+++ Materials provided +++
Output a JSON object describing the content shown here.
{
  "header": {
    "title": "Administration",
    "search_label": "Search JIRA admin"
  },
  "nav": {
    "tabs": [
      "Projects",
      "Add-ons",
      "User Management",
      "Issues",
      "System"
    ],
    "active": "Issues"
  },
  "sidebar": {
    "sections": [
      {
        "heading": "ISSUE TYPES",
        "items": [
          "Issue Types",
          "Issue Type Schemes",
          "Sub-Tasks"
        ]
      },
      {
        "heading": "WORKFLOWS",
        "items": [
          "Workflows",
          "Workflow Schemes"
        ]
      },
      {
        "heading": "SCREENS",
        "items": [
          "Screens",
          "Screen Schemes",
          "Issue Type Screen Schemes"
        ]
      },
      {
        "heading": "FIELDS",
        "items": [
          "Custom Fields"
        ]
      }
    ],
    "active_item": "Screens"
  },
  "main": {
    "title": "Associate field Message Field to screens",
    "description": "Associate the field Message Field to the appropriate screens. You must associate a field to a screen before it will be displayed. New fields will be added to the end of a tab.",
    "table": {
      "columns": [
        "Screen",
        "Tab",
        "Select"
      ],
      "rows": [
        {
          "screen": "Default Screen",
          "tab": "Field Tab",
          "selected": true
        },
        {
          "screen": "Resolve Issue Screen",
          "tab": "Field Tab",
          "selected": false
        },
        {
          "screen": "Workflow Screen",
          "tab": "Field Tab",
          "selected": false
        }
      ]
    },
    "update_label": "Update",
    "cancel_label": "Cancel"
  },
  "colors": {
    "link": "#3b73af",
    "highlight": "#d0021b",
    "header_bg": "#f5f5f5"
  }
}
+++
Goal:
Retype the records in full. Keep every line identical to the original.

Expected answer:
Output a JSON object describing the content shown here.
{
  "header": {
    "title": "Administration",
    "search_label": "Search JIRA admin"
  },
  "nav": {
    "tabs": [
      "Projects",
      "Add-ons",
      "User Management",
      "Issues",
      "System"
    ],
    "active": "Issues"
  },
  "sidebar": {
    "sections": [
      {
        "heading": "ISSUE TYPES",
        "items": [
          "Issue Types",
          "Issue Type Schemes",
          "Sub-Tasks"
        ]
      },
      {
        "heading": "WORKFLOWS",
        "items": [
          "Workflows",
          "Workflow Schemes"
        ]
      },
      {
        "heading": "SCREENS",
        "items": [
          "Screens",
          "Screen Schemes",
          "Issue Type Screen Schemes"
        ]
      },
      {
        "heading": "FIELDS",
        "items": [
          "Custom Fields"
        ]
      }
    ],
    "active_item": "Screens"
  },
  "main": {
    "title": "Associate field Message Field to screens",
    "description": "Associate the field Message Field to the appropriate screens. You must associate a field to a screen before it will be displayed. New fields will be added to the end of a tab.",
    "table": {
      "columns": [
        "Screen",
        "Tab",
        "Select"
      ],
      "rows": [
        {
          "screen": "Default Screen",
          "tab": "Field Tab",
          "selected": true
        },
        {
          "screen": "Resolve Issue Screen",
          "tab": "Field Tab",
          "selected": false
        },
        {
          "screen": "Workflow Screen",
          "tab": "Field Tab",
          "selected": false
        }
      ]
    },
    "update_label": "Update",
    "cancel_label": "Cancel"
  },
  "colors": {
    "link": "#3b73af",
    "highlight": "#d0021b",
    "header_bg": "#f5f5f5"
  }
}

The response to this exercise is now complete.